[Records to use]:
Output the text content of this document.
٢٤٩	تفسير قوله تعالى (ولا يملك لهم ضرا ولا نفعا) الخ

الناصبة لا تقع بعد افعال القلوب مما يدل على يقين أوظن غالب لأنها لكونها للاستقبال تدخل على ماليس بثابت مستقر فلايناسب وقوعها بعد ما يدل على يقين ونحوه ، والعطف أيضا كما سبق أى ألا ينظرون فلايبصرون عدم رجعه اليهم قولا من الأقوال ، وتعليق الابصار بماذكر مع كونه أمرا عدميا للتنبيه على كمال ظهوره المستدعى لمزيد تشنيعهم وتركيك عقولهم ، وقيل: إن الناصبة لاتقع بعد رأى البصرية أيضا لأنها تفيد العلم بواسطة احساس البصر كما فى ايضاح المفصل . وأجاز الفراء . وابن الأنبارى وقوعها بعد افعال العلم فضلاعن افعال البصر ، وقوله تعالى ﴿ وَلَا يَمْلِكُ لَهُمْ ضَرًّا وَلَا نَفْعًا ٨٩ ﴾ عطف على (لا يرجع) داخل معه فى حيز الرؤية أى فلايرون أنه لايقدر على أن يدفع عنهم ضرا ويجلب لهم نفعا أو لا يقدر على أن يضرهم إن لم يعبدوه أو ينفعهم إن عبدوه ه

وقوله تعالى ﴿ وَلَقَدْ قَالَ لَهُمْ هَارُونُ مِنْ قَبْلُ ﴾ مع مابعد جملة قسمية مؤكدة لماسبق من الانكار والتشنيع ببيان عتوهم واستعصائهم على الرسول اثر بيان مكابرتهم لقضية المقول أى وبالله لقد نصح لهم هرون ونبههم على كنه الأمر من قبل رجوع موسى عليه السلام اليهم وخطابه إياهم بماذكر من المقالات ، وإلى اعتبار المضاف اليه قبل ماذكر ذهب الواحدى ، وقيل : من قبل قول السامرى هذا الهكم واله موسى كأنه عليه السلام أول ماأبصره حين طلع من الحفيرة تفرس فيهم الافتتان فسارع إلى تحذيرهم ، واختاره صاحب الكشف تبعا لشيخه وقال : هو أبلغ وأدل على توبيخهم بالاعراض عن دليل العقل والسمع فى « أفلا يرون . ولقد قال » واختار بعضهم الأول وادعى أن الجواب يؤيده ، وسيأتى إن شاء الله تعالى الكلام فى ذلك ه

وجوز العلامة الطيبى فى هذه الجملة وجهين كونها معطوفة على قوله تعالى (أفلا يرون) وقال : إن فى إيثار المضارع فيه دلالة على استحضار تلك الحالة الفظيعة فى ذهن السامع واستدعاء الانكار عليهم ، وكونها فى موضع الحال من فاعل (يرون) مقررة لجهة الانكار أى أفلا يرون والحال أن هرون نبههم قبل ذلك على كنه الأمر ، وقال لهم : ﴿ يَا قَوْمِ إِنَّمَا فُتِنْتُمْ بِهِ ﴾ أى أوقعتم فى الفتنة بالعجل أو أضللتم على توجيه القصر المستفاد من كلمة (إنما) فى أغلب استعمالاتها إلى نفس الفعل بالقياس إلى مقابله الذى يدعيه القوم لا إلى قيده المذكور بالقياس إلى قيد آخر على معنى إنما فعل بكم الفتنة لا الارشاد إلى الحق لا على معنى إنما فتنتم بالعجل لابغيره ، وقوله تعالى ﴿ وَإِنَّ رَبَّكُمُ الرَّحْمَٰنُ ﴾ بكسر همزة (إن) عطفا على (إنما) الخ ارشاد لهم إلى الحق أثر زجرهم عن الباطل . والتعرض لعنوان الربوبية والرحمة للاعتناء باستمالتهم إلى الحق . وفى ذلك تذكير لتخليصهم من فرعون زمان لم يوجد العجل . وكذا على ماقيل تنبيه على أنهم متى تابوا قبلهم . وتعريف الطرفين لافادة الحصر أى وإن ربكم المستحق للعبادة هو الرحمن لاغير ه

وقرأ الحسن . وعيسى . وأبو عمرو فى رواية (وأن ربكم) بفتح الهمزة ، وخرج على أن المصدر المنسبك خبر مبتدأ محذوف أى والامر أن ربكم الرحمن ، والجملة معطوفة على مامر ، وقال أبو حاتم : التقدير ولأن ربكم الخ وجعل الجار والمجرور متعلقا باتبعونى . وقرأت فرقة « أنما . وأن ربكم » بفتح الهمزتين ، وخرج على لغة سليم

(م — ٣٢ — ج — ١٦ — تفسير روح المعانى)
...
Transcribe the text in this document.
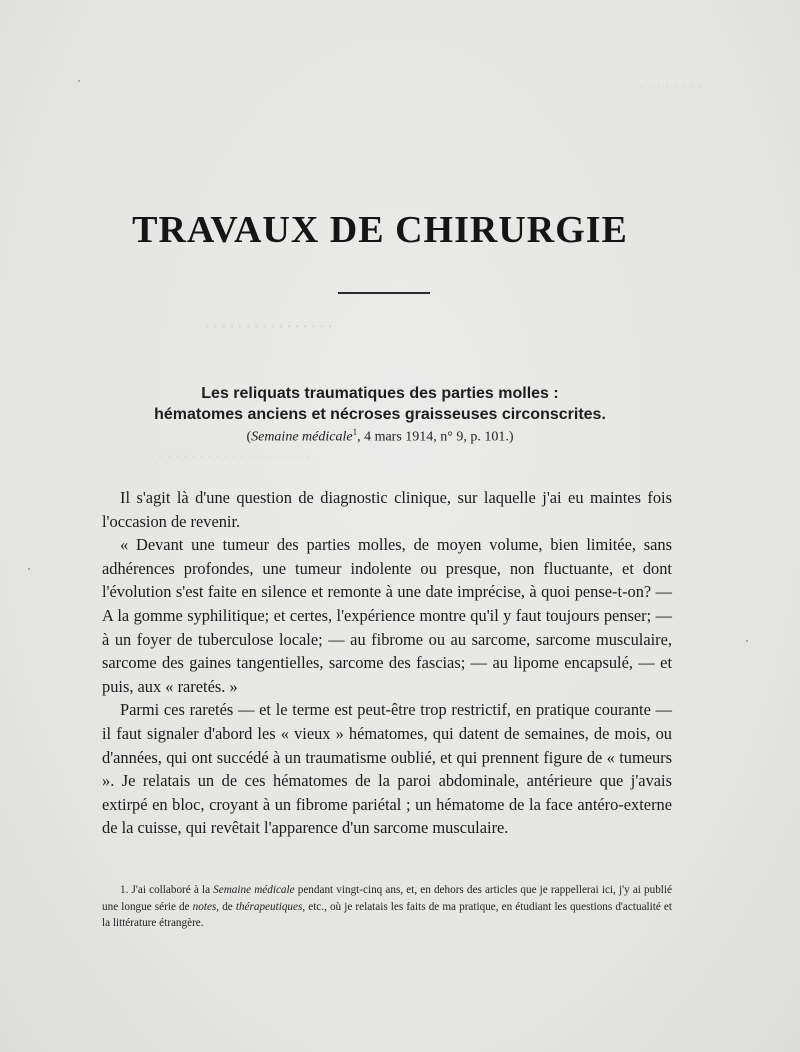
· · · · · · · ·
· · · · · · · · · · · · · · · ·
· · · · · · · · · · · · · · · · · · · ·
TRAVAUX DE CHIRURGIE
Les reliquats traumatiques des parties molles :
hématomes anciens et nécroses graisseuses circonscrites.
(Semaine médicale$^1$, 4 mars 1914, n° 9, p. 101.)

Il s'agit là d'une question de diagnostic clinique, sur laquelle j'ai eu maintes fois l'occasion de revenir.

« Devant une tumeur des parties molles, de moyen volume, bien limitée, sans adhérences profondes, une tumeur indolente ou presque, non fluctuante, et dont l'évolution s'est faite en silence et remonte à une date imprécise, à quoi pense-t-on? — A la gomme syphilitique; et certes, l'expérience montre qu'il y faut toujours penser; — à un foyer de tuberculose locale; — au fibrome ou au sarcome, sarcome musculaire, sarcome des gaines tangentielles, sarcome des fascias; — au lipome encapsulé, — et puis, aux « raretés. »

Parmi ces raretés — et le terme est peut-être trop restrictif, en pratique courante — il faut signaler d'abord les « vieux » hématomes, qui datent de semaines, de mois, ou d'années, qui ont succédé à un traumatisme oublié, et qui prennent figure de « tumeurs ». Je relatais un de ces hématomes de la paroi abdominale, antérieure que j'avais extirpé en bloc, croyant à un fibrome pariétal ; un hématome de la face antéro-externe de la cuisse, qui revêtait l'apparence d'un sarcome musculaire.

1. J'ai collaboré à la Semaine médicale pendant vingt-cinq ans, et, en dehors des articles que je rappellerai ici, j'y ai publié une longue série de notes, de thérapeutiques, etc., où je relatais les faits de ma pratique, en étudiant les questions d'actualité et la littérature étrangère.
* * *
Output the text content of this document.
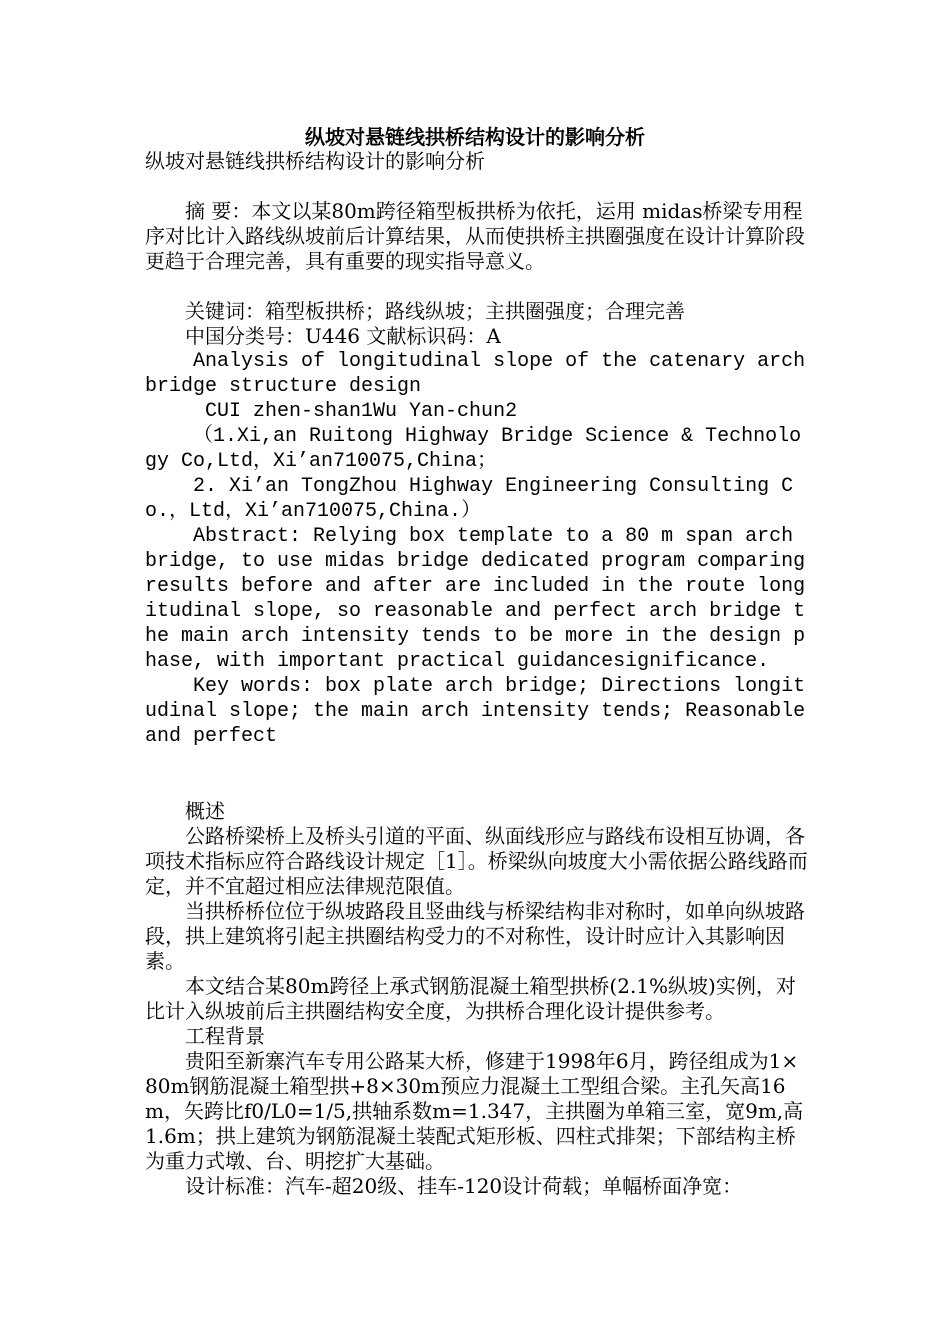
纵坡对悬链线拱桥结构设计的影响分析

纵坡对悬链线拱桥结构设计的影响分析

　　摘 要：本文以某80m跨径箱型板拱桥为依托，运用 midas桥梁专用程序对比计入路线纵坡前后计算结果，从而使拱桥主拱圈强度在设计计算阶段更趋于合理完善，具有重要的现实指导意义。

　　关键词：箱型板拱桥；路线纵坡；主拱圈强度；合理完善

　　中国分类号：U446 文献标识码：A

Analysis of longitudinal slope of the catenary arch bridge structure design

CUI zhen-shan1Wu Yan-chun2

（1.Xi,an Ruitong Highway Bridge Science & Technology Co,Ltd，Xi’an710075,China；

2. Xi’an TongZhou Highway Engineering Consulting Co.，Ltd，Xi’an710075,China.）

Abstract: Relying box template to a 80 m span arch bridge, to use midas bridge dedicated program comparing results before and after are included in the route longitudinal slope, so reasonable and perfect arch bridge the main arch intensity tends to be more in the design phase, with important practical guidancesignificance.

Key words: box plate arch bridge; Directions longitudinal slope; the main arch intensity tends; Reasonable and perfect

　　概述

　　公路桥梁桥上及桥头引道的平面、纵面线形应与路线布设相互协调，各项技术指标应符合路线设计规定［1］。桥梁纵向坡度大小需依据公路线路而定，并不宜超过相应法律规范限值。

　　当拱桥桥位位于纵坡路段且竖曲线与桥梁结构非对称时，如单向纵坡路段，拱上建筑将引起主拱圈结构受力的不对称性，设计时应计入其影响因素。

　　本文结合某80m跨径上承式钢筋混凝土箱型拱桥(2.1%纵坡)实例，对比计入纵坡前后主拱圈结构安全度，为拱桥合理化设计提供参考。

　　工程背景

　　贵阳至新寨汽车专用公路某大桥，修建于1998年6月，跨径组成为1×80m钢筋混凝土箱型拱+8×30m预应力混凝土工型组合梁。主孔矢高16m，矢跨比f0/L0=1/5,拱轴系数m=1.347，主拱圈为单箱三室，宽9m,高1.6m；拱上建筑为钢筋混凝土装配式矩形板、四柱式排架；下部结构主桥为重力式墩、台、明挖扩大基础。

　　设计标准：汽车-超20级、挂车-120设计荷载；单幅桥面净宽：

[What is expected]:
Find every line in the listing that holds the string "تفسير", then say how many there are as a bare number.

[Answer]:
2